Make an exact copy of the records, with the images left out.

------------------------------------

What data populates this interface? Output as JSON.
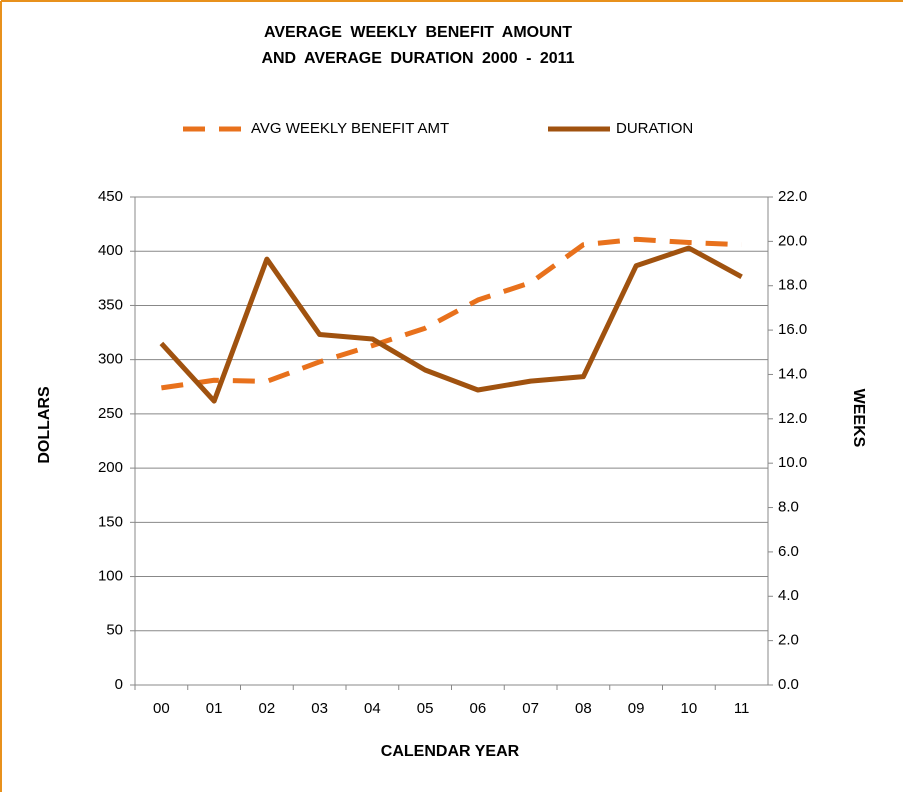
{
  "chart_data": {
    "type": "line",
    "title": [
      "AVERAGE WEEKLY BENEFIT AMOUNT",
      "AND AVERAGE DURATION 2000 - 2011"
    ],
    "x_label": "CALENDAR YEAR",
    "y_label": "DOLLARS",
    "y2_label": "WEEKS",
    "categories": [
      "00",
      "01",
      "02",
      "03",
      "04",
      "05",
      "06",
      "07",
      "08",
      "09",
      "10",
      "11"
    ],
    "series": [
      {
        "name": "AVG WEEKLY BENEFIT AMT",
        "color": "#e8711c",
        "dash": true,
        "values": [
          274,
          281,
          280,
          298,
          313,
          329,
          355,
          371,
          406,
          411,
          408,
          406
        ]
      },
      {
        "name": "DURATION",
        "color": "#a0520f",
        "axis": "y2",
        "values": [
          15.4,
          12.8,
          19.2,
          15.8,
          15.6,
          14.2,
          13.3,
          13.7,
          13.9,
          18.9,
          19.7,
          18.4
        ]
      }
    ],
    "ylim": [
      0,
      450
    ],
    "yticks": [
      0,
      50,
      100,
      150,
      200,
      250,
      300,
      350,
      400,
      450
    ],
    "y2lim": [
      0,
      22
    ],
    "y2ticks": [
      {
        "value": 0,
        "label": "0.0"
      },
      {
        "value": 2,
        "label": "2.0"
      },
      {
        "value": 4,
        "label": "4.0"
      },
      {
        "value": 6,
        "label": "6.0"
      },
      {
        "value": 8,
        "label": "8.0"
      },
      {
        "value": 10,
        "label": "10.0"
      },
      {
        "value": 12,
        "label": "12.0"
      },
      {
        "value": 14,
        "label": "14.0"
      },
      {
        "value": 16,
        "label": "16.0"
      },
      {
        "value": 18,
        "label": "18.0"
      },
      {
        "value": 20,
        "label": "20.0"
      },
      {
        "value": 22,
        "label": "22.0"
      }
    ],
    "grid": true,
    "legend": "top"
  }
}
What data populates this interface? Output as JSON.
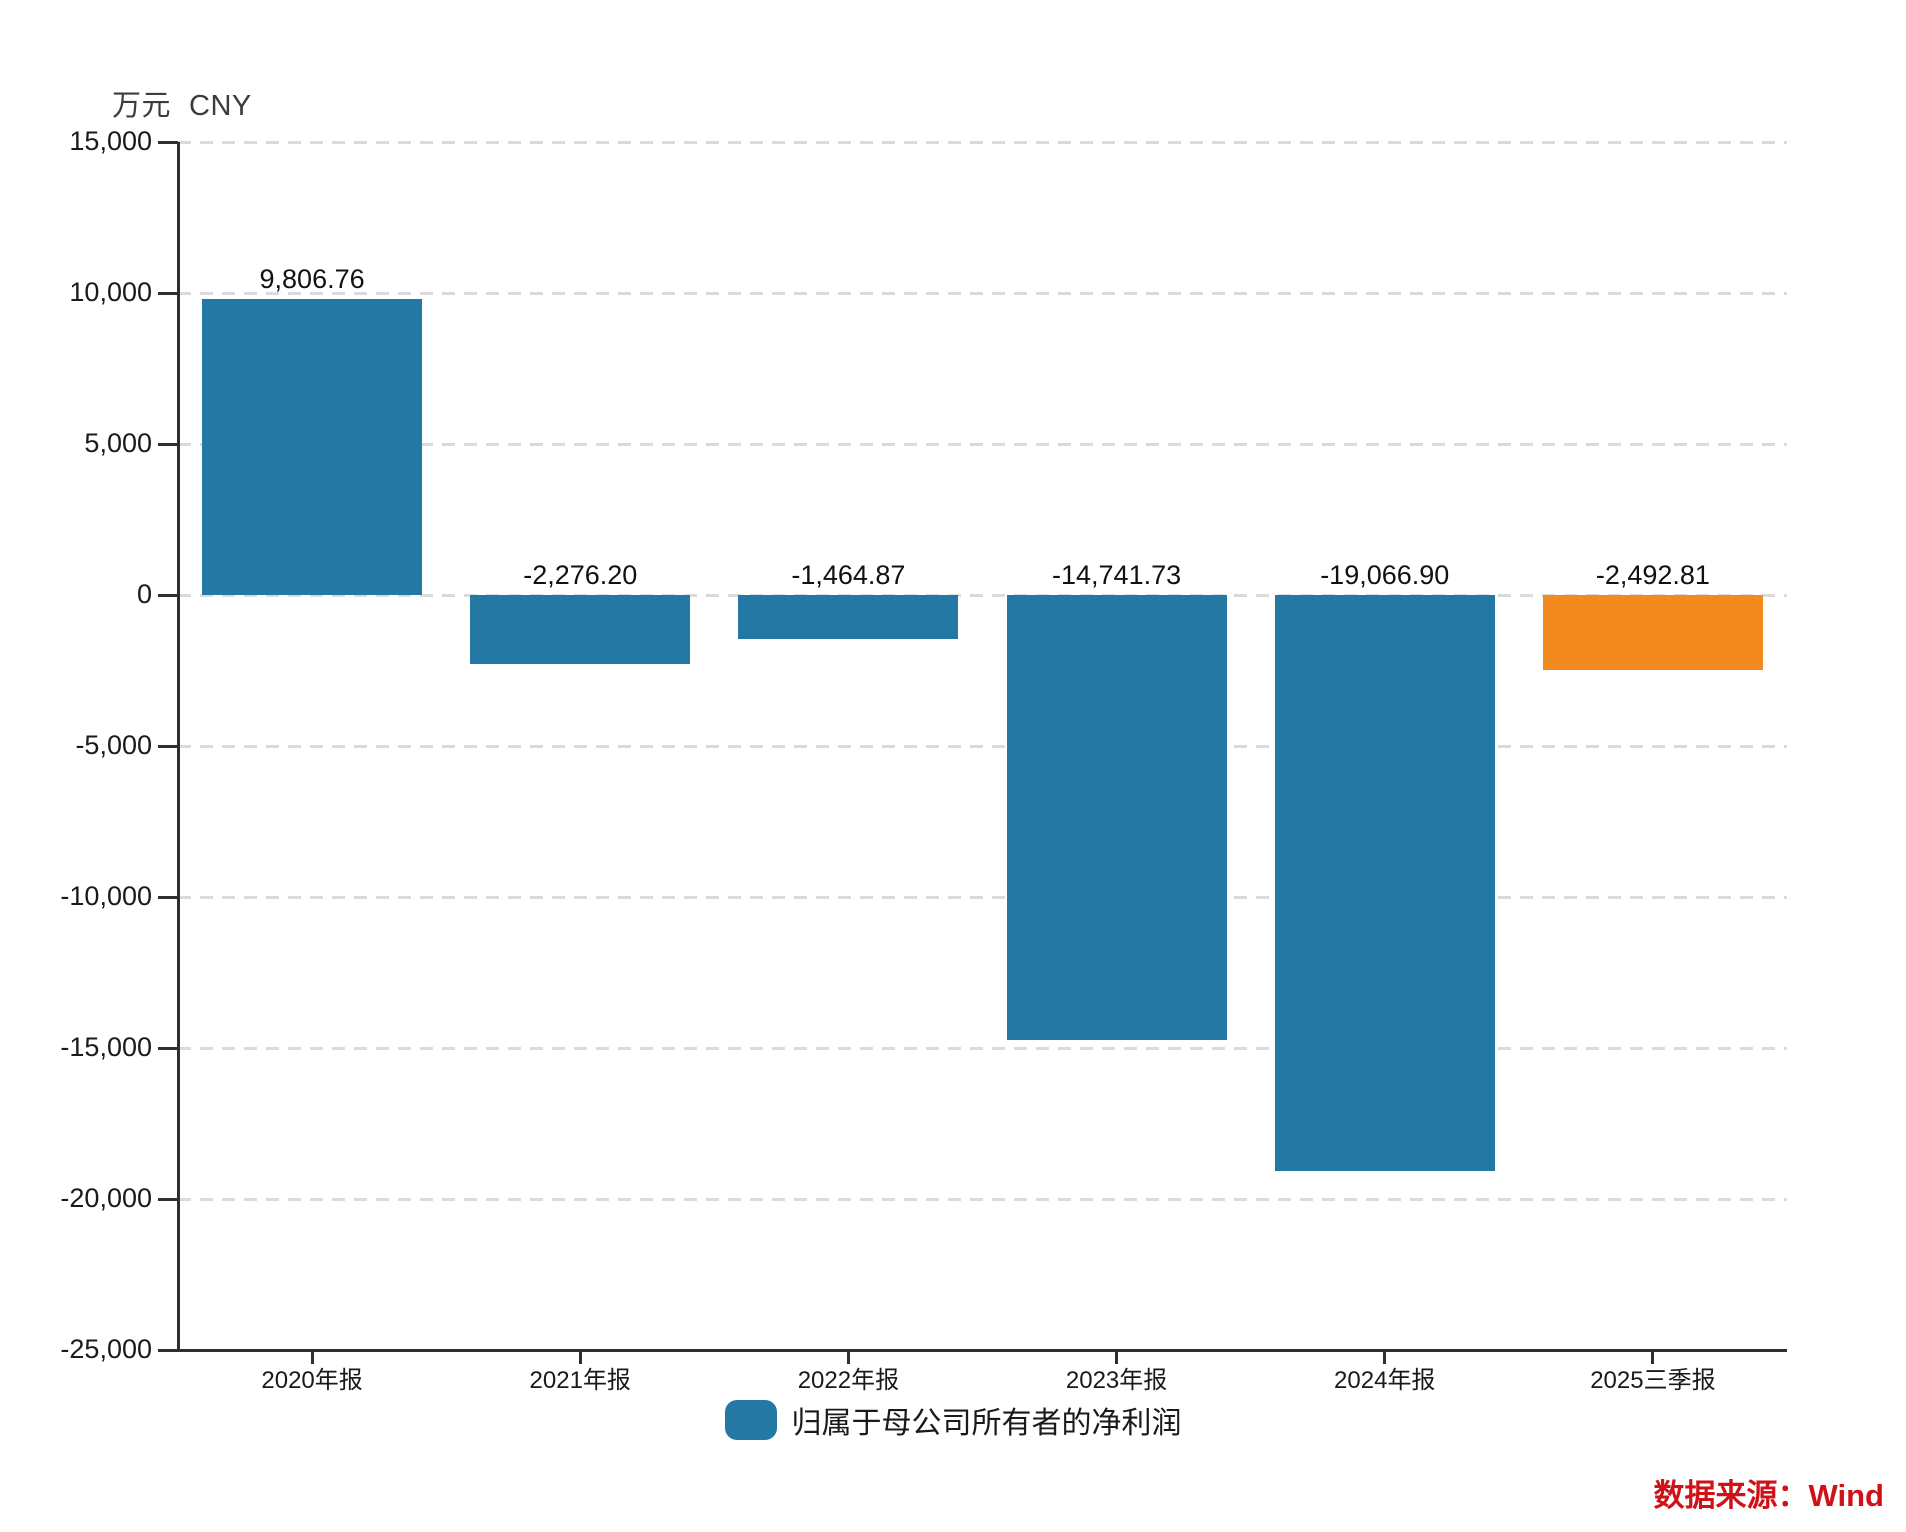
{
  "axis_title": {
    "unit": "万元",
    "currency": "CNY"
  },
  "legend": {
    "label": "归属于母公司所有者的净利润"
  },
  "source_note": "数据来源：Wind",
  "colors": {
    "bar": "#2478A4",
    "highlight_bar": "#F28A1F",
    "grid": "#DBDBDB",
    "axis": "#2F2F2F",
    "source_text": "#D01218"
  },
  "chart_data": {
    "type": "bar",
    "title": "",
    "ylabel": "万元 CNY",
    "categories": [
      "2020年报",
      "2021年报",
      "2022年报",
      "2023年报",
      "2024年报",
      "2025三季报"
    ],
    "values": [
      9806.76,
      -2276.2,
      -1464.87,
      -14741.73,
      -19066.9,
      -2492.81
    ],
    "value_labels": [
      "9,806.76",
      "-2,276.20",
      "-1,464.87",
      "-14,741.73",
      "-19,066.90",
      "-2,492.81"
    ],
    "series_name": "归属于母公司所有者的净利润",
    "bar_color_keys": [
      "bar",
      "bar",
      "bar",
      "bar",
      "bar",
      "highlight_bar"
    ],
    "ylim": [
      -25000,
      15000
    ],
    "ytick_step": 5000,
    "ytick_values": [
      15000,
      10000,
      5000,
      0,
      -5000,
      -10000,
      -15000,
      -20000,
      -25000
    ],
    "ytick_labels": [
      "15,000",
      "10,000",
      "5,000",
      "0",
      "-5,000",
      "-10,000",
      "-15,000",
      "-20,000",
      "-25,000"
    ],
    "grid": true,
    "legend_position": "bottom"
  }
}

------------------------------------

_Solution to the exercise_
What data populates this interface? Output as JSON.
{
  "chart_data": {
    "type": "line",
    "title": [
      "AVERAGE WEEKLY BENEFIT AMOUNT",
      "AND AVERAGE DURATION 2000 - 2011"
    ],
    "x_label": "CALENDAR YEAR",
    "y_label": "DOLLARS",
    "y2_label": "WEEKS",
    "categories": [
      "00",
      "01",
      "02",
      "03",
      "04",
      "05",
      "06",
      "07",
      "08",
      "09",
      "10",
      "11"
    ],
    "series": [
      {
        "name": "AVG WEEKLY BENEFIT AMT",
        "color": "#e8711c",
        "dash": true,
        "values": [
          274,
          281,
          280,
          298,
          313,
          329,
          355,
          371,
          406,
          411,
          408,
          406
        ]
      },
      {
        "name": "DURATION",
        "color": "#a0520f",
        "axis": "y2",
        "values": [
          15.4,
          12.8,
          19.2,
          15.8,
          15.6,
          14.2,
          13.3,
          13.7,
          13.9,
          18.9,
          19.7,
          18.4
        ]
      }
    ],
    "ylim": [
      0,
      450
    ],
    "yticks": [
      0,
      50,
      100,
      150,
      200,
      250,
      300,
      350,
      400,
      450
    ],
    "y2lim": [
      0,
      22
    ],
    "y2ticks": [
      {
        "value": 0,
        "label": "0.0"
      },
      {
        "value": 2,
        "label": "2.0"
      },
      {
        "value": 4,
        "label": "4.0"
      },
      {
        "value": 6,
        "label": "6.0"
      },
      {
        "value": 8,
        "label": "8.0"
      },
      {
        "value": 10,
        "label": "10.0"
      },
      {
        "value": 12,
        "label": "12.0"
      },
      {
        "value": 14,
        "label": "14.0"
      },
      {
        "value": 16,
        "label": "16.0"
      },
      {
        "value": 18,
        "label": "18.0"
      },
      {
        "value": 20,
        "label": "20.0"
      },
      {
        "value": 22,
        "label": "22.0"
      }
    ],
    "grid": true,
    "legend": "top"
  }
}
What data populates this interface? Output as JSON.
{
  "axis_title": {
    "unit": "万元",
    "currency": "CNY"
  },
  "legend": {
    "label": "归属于母公司所有者的净利润"
  },
  "source_note": "数据来源：Wind",
  "colors": {
    "bar": "#2478A4",
    "highlight_bar": "#F28A1F",
    "grid": "#DBDBDB",
    "axis": "#2F2F2F",
    "source_text": "#D01218"
  },
  "chart_data": {
    "type": "bar",
    "title": "",
    "ylabel": "万元 CNY",
    "categories": [
      "2020年报",
      "2021年报",
      "2022年报",
      "2023年报",
      "2024年报",
      "2025三季报"
    ],
    "values": [
      9806.76,
      -2276.2,
      -1464.87,
      -14741.73,
      -19066.9,
      -2492.81
    ],
    "value_labels": [
      "9,806.76",
      "-2,276.20",
      "-1,464.87",
      "-14,741.73",
      "-19,066.90",
      "-2,492.81"
    ],
    "series_name": "归属于母公司所有者的净利润",
    "bar_color_keys": [
      "bar",
      "bar",
      "bar",
      "bar",
      "bar",
      "highlight_bar"
    ],
    "ylim": [
      -25000,
      15000
    ],
    "ytick_step": 5000,
    "ytick_values": [
      15000,
      10000,
      5000,
      0,
      -5000,
      -10000,
      -15000,
      -20000,
      -25000
    ],
    "ytick_labels": [
      "15,000",
      "10,000",
      "5,000",
      "0",
      "-5,000",
      "-10,000",
      "-15,000",
      "-20,000",
      "-25,000"
    ],
    "grid": true,
    "legend_position": "bottom"
  }
}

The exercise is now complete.